[Data entries for graphics]
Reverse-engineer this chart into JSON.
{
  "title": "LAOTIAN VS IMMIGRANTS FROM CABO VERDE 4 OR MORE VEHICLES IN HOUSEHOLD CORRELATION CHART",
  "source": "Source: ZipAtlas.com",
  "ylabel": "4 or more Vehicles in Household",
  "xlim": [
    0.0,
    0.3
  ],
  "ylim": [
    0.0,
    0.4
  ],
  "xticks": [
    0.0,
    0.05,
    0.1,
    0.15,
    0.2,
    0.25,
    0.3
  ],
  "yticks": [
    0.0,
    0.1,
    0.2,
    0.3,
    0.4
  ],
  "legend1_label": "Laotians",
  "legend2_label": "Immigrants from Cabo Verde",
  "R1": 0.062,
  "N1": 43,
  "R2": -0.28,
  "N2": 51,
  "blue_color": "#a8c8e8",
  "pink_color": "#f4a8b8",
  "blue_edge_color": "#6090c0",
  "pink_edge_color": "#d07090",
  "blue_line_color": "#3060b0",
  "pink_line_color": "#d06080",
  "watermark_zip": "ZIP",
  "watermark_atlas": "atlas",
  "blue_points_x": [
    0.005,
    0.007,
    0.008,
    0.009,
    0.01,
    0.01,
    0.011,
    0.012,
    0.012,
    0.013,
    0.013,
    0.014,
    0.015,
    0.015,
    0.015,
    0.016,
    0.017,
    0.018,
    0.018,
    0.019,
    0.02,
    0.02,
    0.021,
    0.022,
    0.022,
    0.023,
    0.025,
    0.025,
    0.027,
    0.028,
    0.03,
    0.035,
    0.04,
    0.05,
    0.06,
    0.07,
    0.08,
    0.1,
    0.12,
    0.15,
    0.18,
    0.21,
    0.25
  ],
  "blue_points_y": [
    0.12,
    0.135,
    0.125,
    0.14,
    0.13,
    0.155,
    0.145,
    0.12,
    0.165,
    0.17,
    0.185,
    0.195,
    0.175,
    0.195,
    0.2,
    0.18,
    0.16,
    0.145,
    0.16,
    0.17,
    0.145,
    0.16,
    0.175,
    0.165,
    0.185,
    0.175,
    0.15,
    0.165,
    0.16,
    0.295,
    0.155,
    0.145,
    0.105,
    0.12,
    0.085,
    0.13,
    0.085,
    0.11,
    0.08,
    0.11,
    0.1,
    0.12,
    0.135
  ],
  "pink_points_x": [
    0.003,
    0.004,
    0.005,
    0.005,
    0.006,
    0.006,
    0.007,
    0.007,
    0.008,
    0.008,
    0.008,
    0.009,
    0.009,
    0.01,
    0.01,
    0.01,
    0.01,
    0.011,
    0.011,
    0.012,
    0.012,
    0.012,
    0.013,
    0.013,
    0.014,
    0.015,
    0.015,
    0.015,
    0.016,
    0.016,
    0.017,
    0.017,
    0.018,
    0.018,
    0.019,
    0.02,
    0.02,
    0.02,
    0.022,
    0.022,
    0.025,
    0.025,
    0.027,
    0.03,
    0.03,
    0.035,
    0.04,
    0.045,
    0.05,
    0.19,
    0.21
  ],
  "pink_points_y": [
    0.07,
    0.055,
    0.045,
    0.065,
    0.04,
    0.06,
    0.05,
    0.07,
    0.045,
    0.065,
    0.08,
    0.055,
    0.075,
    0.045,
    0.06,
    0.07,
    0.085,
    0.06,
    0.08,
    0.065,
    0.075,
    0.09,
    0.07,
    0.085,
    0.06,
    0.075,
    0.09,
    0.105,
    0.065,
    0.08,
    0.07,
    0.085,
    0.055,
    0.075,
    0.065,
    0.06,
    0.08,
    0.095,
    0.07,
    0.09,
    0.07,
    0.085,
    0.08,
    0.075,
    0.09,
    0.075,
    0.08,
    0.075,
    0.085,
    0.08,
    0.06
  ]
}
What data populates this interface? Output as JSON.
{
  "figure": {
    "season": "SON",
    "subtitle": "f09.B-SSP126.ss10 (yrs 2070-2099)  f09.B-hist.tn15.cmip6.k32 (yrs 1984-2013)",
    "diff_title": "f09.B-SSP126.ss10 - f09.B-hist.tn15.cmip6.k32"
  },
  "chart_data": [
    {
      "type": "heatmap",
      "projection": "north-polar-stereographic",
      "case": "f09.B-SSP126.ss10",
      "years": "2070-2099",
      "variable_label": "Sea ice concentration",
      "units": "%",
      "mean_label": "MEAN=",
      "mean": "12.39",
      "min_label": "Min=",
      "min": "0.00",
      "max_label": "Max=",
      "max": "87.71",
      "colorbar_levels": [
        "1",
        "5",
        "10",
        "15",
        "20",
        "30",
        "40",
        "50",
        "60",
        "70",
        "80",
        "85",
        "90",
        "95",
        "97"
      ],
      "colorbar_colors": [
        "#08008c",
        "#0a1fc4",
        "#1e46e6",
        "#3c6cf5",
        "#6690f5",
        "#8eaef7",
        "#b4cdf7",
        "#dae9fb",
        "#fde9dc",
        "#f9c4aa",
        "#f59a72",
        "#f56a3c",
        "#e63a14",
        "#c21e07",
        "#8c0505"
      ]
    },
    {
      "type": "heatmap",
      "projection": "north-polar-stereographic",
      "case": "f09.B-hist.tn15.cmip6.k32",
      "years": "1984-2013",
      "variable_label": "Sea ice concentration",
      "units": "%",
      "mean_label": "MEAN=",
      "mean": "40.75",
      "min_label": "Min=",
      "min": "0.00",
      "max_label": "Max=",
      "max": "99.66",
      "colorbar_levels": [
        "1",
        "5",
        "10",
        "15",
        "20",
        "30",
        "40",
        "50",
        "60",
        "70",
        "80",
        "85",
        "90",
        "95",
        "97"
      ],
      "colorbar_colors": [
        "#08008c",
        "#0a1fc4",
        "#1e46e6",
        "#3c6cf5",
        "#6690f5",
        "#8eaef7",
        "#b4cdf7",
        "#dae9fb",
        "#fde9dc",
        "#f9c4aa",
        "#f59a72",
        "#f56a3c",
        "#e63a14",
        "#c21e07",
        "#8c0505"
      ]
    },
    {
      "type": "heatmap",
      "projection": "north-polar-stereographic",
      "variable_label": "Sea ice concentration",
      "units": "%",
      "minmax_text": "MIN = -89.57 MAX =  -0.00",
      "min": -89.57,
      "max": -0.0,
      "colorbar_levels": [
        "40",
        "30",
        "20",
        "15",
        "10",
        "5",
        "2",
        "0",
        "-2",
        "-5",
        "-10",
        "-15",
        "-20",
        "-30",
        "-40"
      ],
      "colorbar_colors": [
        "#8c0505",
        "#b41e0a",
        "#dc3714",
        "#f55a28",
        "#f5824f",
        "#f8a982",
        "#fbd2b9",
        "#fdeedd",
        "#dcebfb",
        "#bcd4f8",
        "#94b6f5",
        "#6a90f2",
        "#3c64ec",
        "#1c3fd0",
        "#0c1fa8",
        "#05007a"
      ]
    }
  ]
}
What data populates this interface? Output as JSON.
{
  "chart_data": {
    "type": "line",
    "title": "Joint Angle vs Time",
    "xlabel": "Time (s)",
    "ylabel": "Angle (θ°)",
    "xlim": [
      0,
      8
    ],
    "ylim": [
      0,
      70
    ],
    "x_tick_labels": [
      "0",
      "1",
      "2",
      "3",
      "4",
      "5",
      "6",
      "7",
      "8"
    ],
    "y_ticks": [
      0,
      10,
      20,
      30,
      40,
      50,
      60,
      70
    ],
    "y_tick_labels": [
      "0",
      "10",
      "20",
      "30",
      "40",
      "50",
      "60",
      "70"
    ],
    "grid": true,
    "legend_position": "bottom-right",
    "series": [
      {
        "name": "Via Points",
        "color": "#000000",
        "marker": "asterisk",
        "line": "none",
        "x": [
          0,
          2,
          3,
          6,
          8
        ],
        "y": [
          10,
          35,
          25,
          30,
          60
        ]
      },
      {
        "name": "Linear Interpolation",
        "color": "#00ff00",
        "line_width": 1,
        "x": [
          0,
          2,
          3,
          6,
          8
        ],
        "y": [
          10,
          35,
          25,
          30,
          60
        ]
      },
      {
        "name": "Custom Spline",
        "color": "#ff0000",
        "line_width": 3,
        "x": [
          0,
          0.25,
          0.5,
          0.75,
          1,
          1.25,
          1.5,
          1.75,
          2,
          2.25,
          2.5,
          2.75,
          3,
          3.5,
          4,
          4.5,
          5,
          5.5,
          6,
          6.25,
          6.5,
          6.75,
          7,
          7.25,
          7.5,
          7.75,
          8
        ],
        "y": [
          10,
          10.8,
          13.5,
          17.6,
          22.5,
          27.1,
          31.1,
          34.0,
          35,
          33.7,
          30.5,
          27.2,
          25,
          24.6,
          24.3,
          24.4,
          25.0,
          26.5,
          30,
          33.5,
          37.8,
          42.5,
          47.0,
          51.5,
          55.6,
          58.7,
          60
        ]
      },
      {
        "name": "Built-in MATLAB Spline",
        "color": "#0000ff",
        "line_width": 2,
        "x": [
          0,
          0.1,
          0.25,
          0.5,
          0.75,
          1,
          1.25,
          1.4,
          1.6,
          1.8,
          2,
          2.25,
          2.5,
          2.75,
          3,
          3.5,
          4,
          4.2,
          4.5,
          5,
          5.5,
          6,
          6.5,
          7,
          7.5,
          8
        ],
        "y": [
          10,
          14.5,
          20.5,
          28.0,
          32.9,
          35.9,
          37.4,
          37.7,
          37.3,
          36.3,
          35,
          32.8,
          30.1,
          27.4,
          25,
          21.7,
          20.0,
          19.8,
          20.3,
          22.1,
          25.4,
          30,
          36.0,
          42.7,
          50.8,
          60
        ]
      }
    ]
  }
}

#### WHAT TO DO
Show all lines from the data above in which the word "case" appears.

#### RESPONSE FOR THIS EXERCISE
      "case": "f09.B-SSP126.ss10",
      "case": "f09.B-hist.tn15.cmip6.k32",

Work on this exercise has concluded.